DATASET EXTRACT -
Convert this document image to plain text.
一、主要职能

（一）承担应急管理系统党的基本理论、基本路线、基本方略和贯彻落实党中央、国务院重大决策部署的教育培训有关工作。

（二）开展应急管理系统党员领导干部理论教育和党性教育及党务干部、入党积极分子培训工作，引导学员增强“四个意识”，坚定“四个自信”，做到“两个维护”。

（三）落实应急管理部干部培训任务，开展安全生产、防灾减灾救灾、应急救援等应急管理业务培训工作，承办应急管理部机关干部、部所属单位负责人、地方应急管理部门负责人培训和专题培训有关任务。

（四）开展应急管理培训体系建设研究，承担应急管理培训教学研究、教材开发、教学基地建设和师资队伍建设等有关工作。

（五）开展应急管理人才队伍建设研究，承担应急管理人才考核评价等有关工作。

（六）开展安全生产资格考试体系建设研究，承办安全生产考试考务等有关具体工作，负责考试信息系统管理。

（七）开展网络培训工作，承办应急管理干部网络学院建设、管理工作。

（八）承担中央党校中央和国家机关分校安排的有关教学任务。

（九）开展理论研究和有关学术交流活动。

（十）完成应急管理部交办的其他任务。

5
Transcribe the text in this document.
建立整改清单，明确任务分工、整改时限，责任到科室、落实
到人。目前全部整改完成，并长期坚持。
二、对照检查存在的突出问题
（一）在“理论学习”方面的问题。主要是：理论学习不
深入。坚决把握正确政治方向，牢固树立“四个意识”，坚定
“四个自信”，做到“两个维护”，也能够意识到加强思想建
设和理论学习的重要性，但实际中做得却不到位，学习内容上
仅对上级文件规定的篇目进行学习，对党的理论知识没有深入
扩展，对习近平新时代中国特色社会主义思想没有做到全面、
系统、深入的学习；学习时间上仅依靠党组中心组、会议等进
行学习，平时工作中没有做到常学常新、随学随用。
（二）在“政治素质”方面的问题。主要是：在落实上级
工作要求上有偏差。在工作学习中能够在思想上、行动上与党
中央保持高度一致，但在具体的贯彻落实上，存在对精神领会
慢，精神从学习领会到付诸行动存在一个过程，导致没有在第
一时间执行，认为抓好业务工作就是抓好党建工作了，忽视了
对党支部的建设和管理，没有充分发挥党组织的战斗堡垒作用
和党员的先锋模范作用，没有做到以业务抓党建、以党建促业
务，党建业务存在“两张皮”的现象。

THE TASK - All of the entries must be written out exactly as they stand.

OUTPUT OF THE EXERCISE -
Convert this document image to plain text.
一、主要职能

（一）承担应急管理系统党的基本理论、基本路线、基本方略和贯彻落实党中央、国务院重大决策部署的教育培训有关工作。

（二）开展应急管理系统党员领导干部理论教育和党性教育及党务干部、入党积极分子培训工作，引导学员增强“四个意识”，坚定“四个自信”，做到“两个维护”。

（三）落实应急管理部干部培训任务，开展安全生产、防灾减灾救灾、应急救援等应急管理业务培训工作，承办应急管理部机关干部、部所属单位负责人、地方应急管理部门负责人培训和专题培训有关任务。

（四）开展应急管理培训体系建设研究，承担应急管理培训教学研究、教材开发、教学基地建设和师资队伍建设等有关工作。

（五）开展应急管理人才队伍建设研究，承担应急管理人才考核评价等有关工作。

（六）开展安全生产资格考试体系建设研究，承办安全生产考试考务等有关具体工作，负责考试信息系统管理。

（七）开展网络培训工作，承办应急管理干部网络学院建设、管理工作。

（八）承担中央党校中央和国家机关分校安排的有关教学任务。

（九）开展理论研究和有关学术交流活动。

（十）完成应急管理部交办的其他任务。

5
Transcribe the text in this document.
建立整改清单，明确任务分工、整改时限，责任到科室、落实
到人。目前全部整改完成，并长期坚持。
二、对照检查存在的突出问题
（一）在“理论学习”方面的问题。主要是：理论学习不
深入。坚决把握正确政治方向，牢固树立“四个意识”，坚定
“四个自信”，做到“两个维护”，也能够意识到加强思想建
设和理论学习的重要性，但实际中做得却不到位，学习内容上
仅对上级文件规定的篇目进行学习，对党的理论知识没有深入
扩展，对习近平新时代中国特色社会主义思想没有做到全面、
系统、深入的学习；学习时间上仅依靠党组中心组、会议等进
行学习，平时工作中没有做到常学常新、随学随用。
（二）在“政治素质”方面的问题。主要是：在落实上级
工作要求上有偏差。在工作学习中能够在思想上、行动上与党
中央保持高度一致，但在具体的贯彻落实上，存在对精神领会
慢，精神从学习领会到付诸行动存在一个过程，导致没有在第
一时间执行，认为抓好业务工作就是抓好党建工作了，忽视了
对党支部的建设和管理，没有充分发挥党组织的战斗堡垒作用
和党员的先锋模范作用，没有做到以业务抓党建、以党建促业
务，党建业务存在“两张皮”的现象。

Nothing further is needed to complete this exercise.